- Exercise description -
Report each line of the data that has "price" somewhere in it.

★ ★ ★

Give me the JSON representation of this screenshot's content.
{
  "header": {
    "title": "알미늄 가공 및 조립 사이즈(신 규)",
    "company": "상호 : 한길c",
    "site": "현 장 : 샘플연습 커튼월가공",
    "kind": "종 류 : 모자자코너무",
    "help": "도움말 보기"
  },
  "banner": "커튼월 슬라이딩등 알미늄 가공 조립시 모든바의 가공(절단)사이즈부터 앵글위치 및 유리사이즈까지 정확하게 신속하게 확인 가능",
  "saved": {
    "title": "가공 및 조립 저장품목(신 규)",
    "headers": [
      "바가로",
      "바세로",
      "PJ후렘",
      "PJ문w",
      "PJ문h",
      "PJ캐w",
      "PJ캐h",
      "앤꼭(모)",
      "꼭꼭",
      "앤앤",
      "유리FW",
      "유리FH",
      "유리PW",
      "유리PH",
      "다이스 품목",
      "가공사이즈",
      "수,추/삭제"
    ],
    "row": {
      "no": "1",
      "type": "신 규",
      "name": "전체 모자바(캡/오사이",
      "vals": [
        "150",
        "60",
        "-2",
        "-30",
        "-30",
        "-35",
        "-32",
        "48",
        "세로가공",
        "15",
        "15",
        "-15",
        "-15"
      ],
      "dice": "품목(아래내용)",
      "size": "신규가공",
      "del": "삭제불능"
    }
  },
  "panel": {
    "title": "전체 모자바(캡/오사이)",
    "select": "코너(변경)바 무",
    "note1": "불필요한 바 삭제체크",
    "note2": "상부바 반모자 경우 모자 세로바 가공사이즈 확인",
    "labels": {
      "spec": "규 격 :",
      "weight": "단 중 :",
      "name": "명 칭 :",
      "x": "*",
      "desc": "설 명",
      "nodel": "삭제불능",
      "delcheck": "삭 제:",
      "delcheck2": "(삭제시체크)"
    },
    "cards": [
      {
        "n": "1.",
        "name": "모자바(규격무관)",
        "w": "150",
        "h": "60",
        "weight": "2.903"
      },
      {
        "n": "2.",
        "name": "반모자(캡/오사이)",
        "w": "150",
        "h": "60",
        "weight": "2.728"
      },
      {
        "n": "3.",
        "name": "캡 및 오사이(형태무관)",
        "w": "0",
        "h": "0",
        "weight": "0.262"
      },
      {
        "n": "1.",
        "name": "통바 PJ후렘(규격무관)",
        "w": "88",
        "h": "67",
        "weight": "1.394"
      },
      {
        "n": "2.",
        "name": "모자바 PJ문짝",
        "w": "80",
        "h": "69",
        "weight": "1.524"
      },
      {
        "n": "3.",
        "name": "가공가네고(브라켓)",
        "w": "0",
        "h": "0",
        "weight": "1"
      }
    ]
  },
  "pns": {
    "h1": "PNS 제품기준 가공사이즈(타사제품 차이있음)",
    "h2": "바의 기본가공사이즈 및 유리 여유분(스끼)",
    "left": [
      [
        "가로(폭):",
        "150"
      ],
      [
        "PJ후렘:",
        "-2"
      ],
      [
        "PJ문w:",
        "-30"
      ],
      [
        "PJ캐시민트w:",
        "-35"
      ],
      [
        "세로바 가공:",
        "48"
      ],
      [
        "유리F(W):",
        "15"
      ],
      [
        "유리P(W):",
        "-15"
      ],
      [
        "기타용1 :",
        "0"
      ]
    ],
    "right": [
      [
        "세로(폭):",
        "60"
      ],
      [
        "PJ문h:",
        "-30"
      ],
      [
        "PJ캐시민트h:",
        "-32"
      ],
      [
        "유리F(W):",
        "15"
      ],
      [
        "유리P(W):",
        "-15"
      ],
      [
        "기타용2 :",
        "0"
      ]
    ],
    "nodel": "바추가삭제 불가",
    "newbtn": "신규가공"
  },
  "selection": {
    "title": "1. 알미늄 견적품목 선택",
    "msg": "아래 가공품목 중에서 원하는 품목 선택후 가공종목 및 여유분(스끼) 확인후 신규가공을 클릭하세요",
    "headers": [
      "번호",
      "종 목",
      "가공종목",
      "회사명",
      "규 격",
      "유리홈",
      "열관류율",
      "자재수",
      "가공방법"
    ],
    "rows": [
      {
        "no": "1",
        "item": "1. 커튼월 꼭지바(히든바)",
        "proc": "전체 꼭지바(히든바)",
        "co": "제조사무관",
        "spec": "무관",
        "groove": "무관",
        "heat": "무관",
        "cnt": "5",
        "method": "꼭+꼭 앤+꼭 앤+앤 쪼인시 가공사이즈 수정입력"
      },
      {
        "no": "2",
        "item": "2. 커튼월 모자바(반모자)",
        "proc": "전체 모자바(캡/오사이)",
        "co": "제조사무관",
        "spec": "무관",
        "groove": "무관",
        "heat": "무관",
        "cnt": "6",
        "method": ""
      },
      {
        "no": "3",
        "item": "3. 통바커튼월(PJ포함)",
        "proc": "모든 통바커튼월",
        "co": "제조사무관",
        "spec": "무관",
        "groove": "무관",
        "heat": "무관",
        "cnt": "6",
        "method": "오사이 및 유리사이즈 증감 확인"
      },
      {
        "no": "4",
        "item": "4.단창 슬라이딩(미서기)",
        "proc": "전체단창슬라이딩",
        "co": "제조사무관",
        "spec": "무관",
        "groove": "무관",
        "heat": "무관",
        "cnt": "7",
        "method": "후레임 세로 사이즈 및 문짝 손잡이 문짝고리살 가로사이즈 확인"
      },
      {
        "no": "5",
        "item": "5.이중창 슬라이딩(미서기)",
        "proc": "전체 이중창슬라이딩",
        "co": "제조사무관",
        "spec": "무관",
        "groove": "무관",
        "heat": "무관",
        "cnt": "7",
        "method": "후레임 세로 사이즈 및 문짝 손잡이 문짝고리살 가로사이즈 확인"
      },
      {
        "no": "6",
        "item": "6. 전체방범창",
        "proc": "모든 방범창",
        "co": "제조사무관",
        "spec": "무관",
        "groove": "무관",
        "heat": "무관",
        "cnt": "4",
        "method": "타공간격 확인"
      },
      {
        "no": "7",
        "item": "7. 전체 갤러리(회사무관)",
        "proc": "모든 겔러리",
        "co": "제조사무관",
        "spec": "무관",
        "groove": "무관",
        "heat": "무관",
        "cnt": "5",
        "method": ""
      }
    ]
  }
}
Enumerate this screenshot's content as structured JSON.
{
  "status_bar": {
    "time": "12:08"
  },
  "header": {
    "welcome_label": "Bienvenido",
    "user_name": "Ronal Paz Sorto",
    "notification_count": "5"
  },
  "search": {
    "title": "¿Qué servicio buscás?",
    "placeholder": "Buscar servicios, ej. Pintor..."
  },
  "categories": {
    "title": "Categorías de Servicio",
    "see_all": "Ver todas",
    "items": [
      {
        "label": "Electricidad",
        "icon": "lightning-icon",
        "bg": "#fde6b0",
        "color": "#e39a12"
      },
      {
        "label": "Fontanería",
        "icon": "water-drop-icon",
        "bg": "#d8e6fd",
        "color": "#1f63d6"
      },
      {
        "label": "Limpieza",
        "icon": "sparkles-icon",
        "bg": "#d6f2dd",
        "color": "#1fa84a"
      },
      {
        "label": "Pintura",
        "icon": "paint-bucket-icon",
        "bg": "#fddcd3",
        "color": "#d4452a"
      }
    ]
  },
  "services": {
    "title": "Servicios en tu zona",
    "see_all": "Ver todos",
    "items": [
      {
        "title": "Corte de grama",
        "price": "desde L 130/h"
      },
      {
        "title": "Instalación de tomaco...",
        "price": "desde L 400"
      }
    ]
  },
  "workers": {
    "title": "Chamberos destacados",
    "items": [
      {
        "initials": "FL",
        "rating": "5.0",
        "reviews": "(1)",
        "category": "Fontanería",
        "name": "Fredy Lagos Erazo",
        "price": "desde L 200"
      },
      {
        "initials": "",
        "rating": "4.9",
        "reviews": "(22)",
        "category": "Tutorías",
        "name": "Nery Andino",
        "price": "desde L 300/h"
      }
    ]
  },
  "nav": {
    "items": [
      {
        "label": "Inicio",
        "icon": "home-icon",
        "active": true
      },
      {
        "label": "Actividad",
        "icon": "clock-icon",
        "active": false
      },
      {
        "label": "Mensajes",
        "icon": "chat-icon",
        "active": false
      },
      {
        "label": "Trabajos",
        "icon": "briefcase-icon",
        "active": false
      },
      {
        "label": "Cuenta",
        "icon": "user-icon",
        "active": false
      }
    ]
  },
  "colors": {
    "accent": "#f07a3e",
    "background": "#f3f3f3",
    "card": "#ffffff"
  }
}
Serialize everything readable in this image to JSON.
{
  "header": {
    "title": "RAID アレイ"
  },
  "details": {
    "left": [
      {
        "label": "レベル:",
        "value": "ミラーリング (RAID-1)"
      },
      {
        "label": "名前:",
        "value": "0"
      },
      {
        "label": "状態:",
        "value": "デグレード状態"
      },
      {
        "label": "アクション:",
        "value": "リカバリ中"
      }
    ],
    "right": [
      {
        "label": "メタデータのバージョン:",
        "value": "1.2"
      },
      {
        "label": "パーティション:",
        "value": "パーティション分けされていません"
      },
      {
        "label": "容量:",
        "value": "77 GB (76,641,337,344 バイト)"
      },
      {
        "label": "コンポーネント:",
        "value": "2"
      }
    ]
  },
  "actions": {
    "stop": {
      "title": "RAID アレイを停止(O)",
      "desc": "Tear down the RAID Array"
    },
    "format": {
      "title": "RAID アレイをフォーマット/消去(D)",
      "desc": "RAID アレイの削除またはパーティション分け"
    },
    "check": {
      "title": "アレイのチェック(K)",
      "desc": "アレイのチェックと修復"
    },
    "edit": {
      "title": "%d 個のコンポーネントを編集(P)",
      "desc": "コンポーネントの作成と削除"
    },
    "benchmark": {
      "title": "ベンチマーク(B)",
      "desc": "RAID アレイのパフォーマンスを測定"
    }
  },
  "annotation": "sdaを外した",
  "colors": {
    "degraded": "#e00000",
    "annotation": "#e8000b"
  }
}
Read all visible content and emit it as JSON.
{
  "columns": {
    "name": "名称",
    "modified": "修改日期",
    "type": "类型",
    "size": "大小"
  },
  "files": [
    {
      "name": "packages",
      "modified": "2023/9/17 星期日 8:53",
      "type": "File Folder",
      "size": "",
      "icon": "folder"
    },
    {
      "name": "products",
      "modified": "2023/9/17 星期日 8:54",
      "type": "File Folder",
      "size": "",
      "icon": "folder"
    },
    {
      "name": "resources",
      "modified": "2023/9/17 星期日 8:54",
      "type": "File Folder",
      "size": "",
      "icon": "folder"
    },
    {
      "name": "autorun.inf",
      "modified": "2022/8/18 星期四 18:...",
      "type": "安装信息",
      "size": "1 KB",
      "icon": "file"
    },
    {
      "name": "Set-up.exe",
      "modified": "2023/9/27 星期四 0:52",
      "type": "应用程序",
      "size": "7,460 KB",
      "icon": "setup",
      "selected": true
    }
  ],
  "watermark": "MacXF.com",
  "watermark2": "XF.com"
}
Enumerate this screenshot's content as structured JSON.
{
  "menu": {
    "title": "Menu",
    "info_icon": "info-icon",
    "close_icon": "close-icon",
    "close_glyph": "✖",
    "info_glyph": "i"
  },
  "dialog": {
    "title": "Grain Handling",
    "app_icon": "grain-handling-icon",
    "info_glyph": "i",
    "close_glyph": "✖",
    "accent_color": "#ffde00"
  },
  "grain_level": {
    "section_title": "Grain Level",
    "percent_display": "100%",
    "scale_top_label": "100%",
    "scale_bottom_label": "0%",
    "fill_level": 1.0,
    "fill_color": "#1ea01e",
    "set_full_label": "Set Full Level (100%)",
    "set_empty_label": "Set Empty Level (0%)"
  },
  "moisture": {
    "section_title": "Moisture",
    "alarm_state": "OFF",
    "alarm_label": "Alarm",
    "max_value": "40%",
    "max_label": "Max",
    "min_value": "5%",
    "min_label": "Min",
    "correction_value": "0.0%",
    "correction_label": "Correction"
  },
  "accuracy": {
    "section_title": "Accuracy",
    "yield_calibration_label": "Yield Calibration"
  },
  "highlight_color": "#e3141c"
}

★ ★ ★

- Expected answer -
        "price": "desde L 130/h"
        "price": "desde L 400"
        "price": "desde L 200"
        "price": "desde L 300/h"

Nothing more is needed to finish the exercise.